Work instructions: Take from the listing each line that has the string "items".

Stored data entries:
● ● ● ●
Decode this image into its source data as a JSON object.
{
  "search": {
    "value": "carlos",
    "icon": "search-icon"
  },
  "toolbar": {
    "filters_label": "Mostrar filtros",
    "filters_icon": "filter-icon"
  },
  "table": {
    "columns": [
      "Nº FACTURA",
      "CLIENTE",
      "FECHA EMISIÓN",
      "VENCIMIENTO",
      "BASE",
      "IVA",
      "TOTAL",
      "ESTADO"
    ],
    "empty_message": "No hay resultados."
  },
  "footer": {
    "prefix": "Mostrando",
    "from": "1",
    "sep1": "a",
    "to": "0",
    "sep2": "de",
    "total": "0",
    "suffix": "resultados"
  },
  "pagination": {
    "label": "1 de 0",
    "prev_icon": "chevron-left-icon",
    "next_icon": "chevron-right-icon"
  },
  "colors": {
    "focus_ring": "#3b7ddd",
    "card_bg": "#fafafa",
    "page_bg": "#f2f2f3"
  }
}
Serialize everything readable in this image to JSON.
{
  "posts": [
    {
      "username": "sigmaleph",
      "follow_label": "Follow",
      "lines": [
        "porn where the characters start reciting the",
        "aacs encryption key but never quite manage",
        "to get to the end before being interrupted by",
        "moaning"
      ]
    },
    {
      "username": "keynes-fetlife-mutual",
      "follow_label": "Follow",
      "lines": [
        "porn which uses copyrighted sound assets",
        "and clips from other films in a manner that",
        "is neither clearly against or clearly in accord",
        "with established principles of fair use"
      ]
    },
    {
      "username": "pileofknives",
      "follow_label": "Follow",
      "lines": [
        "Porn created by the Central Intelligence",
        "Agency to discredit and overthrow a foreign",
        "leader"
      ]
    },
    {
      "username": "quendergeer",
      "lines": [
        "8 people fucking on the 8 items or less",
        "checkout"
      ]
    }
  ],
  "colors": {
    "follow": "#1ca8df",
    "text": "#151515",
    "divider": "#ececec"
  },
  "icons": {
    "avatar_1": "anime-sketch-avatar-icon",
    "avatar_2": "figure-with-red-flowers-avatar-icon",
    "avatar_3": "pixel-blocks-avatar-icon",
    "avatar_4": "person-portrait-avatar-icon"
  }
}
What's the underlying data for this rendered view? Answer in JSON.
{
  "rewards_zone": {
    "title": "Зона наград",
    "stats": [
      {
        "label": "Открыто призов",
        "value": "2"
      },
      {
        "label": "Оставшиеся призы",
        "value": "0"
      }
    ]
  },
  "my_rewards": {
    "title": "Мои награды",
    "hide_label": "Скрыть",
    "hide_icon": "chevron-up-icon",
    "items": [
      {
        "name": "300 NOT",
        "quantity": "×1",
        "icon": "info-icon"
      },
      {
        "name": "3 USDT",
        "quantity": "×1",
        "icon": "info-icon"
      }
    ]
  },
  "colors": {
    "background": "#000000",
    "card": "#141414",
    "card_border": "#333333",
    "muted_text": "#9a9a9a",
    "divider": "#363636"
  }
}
● ● ● ●
Task solution:
        "8 people fucking on the 8 items or less",
    "items": [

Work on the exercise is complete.